STATED PROBLEM
Write out the whole of the material exactly.

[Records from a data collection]
[BEGIN]
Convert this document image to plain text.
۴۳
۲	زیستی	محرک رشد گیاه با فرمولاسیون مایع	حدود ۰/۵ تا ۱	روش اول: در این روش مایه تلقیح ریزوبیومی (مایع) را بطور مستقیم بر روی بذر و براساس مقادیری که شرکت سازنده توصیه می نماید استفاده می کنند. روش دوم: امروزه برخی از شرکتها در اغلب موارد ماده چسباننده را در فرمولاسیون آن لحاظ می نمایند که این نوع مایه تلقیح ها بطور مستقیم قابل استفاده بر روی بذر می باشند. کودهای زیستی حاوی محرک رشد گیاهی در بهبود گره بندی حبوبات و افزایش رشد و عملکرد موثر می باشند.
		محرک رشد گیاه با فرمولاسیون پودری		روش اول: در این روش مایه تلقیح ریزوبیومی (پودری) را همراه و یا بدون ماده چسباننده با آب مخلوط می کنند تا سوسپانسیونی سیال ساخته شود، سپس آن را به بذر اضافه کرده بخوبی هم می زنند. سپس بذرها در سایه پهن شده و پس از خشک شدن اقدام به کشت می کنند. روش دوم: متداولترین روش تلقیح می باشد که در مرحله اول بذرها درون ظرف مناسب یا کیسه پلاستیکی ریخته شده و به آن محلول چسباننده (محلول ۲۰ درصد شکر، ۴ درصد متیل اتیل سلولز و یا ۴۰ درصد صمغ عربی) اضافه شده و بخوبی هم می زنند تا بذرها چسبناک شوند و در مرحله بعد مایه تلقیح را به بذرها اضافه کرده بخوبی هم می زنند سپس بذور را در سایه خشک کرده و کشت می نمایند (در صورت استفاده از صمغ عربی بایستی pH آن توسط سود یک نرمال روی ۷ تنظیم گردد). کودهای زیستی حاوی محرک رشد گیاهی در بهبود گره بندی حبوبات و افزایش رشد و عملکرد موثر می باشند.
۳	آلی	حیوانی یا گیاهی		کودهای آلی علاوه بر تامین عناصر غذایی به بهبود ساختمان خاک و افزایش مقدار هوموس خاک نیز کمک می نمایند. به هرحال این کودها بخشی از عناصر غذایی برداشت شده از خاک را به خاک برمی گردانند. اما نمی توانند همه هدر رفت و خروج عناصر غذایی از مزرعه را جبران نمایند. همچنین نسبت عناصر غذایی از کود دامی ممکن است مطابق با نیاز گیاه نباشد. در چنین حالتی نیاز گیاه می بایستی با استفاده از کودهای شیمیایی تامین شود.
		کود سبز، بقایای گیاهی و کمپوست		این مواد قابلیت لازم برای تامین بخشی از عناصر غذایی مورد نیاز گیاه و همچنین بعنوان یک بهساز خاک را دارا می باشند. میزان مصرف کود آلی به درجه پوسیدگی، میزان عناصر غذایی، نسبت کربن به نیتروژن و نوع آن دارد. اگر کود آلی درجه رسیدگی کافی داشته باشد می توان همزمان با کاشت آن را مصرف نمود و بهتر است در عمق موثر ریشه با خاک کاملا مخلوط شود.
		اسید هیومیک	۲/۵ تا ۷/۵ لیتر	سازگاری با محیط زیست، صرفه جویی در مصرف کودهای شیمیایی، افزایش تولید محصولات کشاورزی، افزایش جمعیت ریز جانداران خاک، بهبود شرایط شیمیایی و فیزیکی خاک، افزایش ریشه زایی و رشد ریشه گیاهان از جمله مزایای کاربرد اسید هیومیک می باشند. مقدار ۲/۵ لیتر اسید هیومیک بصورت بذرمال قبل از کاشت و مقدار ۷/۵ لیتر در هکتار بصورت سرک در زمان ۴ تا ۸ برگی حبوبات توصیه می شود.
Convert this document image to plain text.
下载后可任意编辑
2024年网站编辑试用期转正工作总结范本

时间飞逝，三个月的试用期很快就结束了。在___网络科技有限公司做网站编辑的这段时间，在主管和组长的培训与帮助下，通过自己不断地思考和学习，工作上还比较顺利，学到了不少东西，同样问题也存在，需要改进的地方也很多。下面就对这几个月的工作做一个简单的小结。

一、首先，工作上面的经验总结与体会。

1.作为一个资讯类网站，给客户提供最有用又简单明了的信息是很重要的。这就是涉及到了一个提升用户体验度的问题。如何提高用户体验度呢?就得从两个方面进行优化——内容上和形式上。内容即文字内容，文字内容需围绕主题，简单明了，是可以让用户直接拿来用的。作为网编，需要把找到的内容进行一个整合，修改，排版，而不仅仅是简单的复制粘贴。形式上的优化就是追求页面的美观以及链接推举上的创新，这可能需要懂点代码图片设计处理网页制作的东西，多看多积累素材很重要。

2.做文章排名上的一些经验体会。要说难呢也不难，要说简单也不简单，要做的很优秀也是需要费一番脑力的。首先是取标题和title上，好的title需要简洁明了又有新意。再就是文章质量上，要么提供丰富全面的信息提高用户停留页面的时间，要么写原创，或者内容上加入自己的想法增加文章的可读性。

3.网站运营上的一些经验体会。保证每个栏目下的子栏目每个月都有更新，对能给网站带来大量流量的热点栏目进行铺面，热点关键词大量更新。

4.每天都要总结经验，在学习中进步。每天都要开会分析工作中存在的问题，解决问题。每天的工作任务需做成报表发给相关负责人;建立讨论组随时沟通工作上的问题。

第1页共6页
[END]
OUTPUT OF THE TASK
Convert this document image to plain text.
۴۳
۲	زیستی	محرک رشد گیاه با فرمولاسیون مایع	حدود ۰/۵ تا ۱	روش اول: در این روش مایه تلقیح ریزوبیومی (مایع) را بطور مستقیم بر روی بذر و براساس مقادیری که شرکت سازنده توصیه می نماید استفاده می کنند. روش دوم: امروزه برخی از شرکتها در اغلب موارد ماده چسباننده را در فرمولاسیون آن لحاظ می نمایند که این نوع مایه تلقیح ها بطور مستقیم قابل استفاده بر روی بذر می باشند. کودهای زیستی حاوی محرک رشد گیاهی در بهبود گره بندی حبوبات و افزایش رشد و عملکرد موثر می باشند.
		محرک رشد گیاه با فرمولاسیون پودری		روش اول: در این روش مایه تلقیح ریزوبیومی (پودری) را همراه و یا بدون ماده چسباننده با آب مخلوط می کنند تا سوسپانسیونی سیال ساخته شود، سپس آن را به بذر اضافه کرده بخوبی هم می زنند. سپس بذرها در سایه پهن شده و پس از خشک شدن اقدام به کشت می کنند. روش دوم: متداولترین روش تلقیح می باشد که در مرحله اول بذرها درون ظرف مناسب یا کیسه پلاستیکی ریخته شده و به آن محلول چسباننده (محلول ۲۰ درصد شکر، ۴ درصد متیل اتیل سلولز و یا ۴۰ درصد صمغ عربی) اضافه شده و بخوبی هم می زنند تا بذرها چسبناک شوند و در مرحله بعد مایه تلقیح را به بذرها اضافه کرده بخوبی هم می زنند سپس بذور را در سایه خشک کرده و کشت می نمایند (در صورت استفاده از صمغ عربی بایستی pH آن توسط سود یک نرمال روی ۷ تنظیم گردد). کودهای زیستی حاوی محرک رشد گیاهی در بهبود گره بندی حبوبات و افزایش رشد و عملکرد موثر می باشند.
۳	آلی	حیوانی یا گیاهی		کودهای آلی علاوه بر تامین عناصر غذایی به بهبود ساختمان خاک و افزایش مقدار هوموس خاک نیز کمک می نمایند. به هرحال این کودها بخشی از عناصر غذایی برداشت شده از خاک را به خاک برمی گردانند. اما نمی توانند همه هدر رفت و خروج عناصر غذایی از مزرعه را جبران نمایند. همچنین نسبت عناصر غذایی از کود دامی ممکن است مطابق با نیاز گیاه نباشد. در چنین حالتی نیاز گیاه می بایستی با استفاده از کودهای شیمیایی تامین شود.
		کود سبز، بقایای گیاهی و کمپوست		این مواد قابلیت لازم برای تامین بخشی از عناصر غذایی مورد نیاز گیاه و همچنین بعنوان یک بهساز خاک را دارا می باشند. میزان مصرف کود آلی به درجه پوسیدگی، میزان عناصر غذایی، نسبت کربن به نیتروژن و نوع آن دارد. اگر کود آلی درجه رسیدگی کافی داشته باشد می توان همزمان با کاشت آن را مصرف نمود و بهتر است در عمق موثر ریشه با خاک کاملا مخلوط شود.
		اسید هیومیک	۲/۵ تا ۷/۵ لیتر	سازگاری با محیط زیست، صرفه جویی در مصرف کودهای شیمیایی، افزایش تولید محصولات کشاورزی، افزایش جمعیت ریز جانداران خاک، بهبود شرایط شیمیایی و فیزیکی خاک، افزایش ریشه زایی و رشد ریشه گیاهان از جمله مزایای کاربرد اسید هیومیک می باشند. مقدار ۲/۵ لیتر اسید هیومیک بصورت بذرمال قبل از کاشت و مقدار ۷/۵ لیتر در هکتار بصورت سرک در زمان ۴ تا ۸ برگی حبوبات توصیه می شود.
Convert this document image to plain text.
下载后可任意编辑
2024年网站编辑试用期转正工作总结范本

时间飞逝，三个月的试用期很快就结束了。在___网络科技有限公司做网站编辑的这段时间，在主管和组长的培训与帮助下，通过自己不断地思考和学习，工作上还比较顺利，学到了不少东西，同样问题也存在，需要改进的地方也很多。下面就对这几个月的工作做一个简单的小结。

一、首先，工作上面的经验总结与体会。

1.作为一个资讯类网站，给客户提供最有用又简单明了的信息是很重要的。这就是涉及到了一个提升用户体验度的问题。如何提高用户体验度呢?就得从两个方面进行优化——内容上和形式上。内容即文字内容，文字内容需围绕主题，简单明了，是可以让用户直接拿来用的。作为网编，需要把找到的内容进行一个整合，修改，排版，而不仅仅是简单的复制粘贴。形式上的优化就是追求页面的美观以及链接推举上的创新，这可能需要懂点代码图片设计处理网页制作的东西，多看多积累素材很重要。

2.做文章排名上的一些经验体会。要说难呢也不难，要说简单也不简单，要做的很优秀也是需要费一番脑力的。首先是取标题和title上，好的title需要简洁明了又有新意。再就是文章质量上，要么提供丰富全面的信息提高用户停留页面的时间，要么写原创，或者内容上加入自己的想法增加文章的可读性。

3.网站运营上的一些经验体会。保证每个栏目下的子栏目每个月都有更新，对能给网站带来大量流量的热点栏目进行铺面，热点关键词大量更新。

4.每天都要总结经验，在学习中进步。每天都要开会分析工作中存在的问题，解决问题。每天的工作任务需做成报表发给相关负责人;建立讨论组随时沟通工作上的问题。

第1页共6页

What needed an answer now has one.